**Problem to work on**
Count lines, not occurrences: report how many lines in the records hold the string "grid", and nothing else.

**Data listing**
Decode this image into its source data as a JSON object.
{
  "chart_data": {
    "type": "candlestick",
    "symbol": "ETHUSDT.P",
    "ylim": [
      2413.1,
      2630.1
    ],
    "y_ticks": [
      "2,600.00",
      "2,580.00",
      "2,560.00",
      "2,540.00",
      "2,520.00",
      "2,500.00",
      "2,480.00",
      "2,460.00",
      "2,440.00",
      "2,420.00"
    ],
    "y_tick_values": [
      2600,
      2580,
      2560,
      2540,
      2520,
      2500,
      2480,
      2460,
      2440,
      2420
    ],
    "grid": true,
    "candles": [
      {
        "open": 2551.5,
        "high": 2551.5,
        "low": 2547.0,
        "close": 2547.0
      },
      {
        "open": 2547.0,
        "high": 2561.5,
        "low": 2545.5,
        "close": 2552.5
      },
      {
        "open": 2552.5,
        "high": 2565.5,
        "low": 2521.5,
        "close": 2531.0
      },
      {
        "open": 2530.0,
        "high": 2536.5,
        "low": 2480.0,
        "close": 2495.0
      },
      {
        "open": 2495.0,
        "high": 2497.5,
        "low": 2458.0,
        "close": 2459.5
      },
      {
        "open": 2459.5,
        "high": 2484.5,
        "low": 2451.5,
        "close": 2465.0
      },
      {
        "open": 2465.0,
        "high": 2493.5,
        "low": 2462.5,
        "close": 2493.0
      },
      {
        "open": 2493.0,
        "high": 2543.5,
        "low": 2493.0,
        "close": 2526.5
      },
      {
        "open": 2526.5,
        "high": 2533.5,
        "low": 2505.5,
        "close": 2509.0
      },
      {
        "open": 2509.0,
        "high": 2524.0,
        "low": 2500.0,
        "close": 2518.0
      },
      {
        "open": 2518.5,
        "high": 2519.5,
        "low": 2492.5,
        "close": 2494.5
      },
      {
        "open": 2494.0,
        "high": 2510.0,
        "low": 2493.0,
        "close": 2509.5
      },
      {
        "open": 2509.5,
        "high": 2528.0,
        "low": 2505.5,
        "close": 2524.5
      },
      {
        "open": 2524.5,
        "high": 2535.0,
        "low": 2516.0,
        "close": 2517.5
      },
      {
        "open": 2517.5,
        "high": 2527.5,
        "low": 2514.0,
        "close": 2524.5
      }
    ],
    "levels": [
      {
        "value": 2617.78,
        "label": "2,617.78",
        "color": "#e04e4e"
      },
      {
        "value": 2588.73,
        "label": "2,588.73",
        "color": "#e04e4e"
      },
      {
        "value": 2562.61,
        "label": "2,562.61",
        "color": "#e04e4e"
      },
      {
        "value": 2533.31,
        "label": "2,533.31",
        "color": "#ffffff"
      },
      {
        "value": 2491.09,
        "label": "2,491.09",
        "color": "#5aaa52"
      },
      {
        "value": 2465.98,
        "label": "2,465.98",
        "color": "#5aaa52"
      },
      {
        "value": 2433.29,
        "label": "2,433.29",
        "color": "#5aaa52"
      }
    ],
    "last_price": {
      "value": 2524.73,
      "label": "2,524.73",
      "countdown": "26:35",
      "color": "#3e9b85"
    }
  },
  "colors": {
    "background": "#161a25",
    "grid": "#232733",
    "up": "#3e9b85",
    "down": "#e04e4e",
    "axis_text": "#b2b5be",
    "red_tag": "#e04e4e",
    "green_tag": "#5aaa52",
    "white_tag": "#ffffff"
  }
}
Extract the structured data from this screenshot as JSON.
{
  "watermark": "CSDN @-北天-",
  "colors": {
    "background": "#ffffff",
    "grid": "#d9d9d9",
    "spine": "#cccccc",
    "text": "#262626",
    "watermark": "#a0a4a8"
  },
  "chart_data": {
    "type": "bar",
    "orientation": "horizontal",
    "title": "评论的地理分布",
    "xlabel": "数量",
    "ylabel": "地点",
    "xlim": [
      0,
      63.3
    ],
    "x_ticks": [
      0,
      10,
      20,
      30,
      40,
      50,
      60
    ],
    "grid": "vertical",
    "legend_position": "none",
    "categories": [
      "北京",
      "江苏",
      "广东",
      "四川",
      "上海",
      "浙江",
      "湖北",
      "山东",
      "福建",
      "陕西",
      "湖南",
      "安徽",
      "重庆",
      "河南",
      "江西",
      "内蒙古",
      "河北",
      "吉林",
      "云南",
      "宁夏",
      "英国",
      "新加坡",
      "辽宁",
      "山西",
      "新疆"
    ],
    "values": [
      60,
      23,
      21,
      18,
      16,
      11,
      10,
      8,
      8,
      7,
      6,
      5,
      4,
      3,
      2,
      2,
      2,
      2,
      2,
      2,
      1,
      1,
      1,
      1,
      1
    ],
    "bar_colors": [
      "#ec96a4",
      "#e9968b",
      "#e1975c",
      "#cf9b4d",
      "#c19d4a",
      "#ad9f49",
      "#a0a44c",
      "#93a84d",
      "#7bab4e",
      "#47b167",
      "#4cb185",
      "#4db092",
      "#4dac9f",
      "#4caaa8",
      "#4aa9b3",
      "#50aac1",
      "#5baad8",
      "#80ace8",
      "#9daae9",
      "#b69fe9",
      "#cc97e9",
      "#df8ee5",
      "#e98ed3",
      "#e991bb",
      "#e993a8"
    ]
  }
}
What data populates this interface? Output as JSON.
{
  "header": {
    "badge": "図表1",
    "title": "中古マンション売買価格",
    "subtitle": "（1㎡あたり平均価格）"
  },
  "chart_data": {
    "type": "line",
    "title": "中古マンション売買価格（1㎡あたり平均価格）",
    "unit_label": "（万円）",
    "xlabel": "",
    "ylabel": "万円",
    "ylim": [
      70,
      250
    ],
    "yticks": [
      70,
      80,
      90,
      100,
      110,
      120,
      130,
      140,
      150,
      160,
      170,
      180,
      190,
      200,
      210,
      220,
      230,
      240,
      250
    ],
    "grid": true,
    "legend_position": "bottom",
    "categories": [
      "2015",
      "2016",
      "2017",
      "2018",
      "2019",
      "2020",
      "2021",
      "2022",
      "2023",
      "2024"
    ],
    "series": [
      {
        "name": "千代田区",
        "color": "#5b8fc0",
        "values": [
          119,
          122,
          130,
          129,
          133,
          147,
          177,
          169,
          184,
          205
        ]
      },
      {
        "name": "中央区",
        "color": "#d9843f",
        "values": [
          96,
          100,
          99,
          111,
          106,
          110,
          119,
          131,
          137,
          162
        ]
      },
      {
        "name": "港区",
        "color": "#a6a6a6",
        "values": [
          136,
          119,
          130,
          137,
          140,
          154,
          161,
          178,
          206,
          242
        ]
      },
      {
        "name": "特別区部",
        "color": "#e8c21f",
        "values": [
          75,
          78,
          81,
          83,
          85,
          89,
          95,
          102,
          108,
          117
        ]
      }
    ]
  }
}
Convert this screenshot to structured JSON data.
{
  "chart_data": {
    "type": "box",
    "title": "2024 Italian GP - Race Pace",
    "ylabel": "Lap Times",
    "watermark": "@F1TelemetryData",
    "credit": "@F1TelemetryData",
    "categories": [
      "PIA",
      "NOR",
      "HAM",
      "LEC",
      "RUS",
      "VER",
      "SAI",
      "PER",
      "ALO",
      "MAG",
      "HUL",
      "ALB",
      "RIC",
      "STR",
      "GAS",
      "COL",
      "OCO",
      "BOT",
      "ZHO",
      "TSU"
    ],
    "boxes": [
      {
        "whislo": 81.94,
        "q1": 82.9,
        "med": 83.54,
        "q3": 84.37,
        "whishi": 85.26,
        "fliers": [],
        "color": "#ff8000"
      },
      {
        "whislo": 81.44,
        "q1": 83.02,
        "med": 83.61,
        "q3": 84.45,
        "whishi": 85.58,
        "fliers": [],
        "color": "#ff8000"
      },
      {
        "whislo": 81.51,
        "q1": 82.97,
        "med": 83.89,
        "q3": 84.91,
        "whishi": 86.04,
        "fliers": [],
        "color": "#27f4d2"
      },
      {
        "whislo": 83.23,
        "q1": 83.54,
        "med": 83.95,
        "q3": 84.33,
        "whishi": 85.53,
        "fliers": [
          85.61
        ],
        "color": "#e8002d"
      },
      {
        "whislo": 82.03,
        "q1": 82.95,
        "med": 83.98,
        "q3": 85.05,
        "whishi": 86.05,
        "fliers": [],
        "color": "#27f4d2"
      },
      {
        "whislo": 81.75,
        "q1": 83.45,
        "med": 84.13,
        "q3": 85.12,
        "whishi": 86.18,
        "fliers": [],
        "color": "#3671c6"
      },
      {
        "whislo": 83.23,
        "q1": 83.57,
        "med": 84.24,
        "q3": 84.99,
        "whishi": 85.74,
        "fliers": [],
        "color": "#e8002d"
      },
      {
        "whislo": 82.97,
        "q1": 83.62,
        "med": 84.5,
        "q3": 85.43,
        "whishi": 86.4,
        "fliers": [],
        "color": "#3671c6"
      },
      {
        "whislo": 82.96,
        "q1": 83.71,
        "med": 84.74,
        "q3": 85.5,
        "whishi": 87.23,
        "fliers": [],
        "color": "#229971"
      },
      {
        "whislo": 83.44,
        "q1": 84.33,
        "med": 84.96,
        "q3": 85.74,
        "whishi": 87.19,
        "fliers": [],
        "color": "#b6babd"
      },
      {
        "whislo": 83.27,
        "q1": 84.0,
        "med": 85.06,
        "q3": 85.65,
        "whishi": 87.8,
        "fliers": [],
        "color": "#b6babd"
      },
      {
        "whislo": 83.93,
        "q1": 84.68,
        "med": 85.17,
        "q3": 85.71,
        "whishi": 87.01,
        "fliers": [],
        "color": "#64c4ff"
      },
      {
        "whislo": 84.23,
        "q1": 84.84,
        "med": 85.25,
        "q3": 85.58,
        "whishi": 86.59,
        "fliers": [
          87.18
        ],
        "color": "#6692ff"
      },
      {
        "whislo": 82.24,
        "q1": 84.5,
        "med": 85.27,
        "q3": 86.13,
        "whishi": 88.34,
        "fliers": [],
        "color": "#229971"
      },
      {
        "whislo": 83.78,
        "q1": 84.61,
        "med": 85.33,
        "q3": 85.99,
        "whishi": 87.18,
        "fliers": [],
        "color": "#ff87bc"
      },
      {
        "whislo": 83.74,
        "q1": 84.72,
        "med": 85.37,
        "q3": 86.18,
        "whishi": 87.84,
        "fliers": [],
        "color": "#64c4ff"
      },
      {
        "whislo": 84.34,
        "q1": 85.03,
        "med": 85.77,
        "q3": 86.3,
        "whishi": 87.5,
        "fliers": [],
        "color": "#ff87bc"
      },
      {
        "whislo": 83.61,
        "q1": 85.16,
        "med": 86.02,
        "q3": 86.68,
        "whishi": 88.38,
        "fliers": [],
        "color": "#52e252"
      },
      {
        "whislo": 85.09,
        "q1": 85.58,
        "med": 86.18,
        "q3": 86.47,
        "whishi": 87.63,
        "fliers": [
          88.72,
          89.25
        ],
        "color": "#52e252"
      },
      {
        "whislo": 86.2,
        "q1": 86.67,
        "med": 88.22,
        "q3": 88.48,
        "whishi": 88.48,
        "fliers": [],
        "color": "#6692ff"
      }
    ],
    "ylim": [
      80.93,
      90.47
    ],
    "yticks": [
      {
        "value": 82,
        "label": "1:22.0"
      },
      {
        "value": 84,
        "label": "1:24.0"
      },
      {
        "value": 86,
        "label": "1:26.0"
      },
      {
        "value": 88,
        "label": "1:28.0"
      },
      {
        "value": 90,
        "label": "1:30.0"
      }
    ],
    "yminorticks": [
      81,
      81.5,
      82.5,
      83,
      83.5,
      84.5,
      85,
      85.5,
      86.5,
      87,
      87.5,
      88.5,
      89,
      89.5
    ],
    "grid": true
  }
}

**Full answer**
6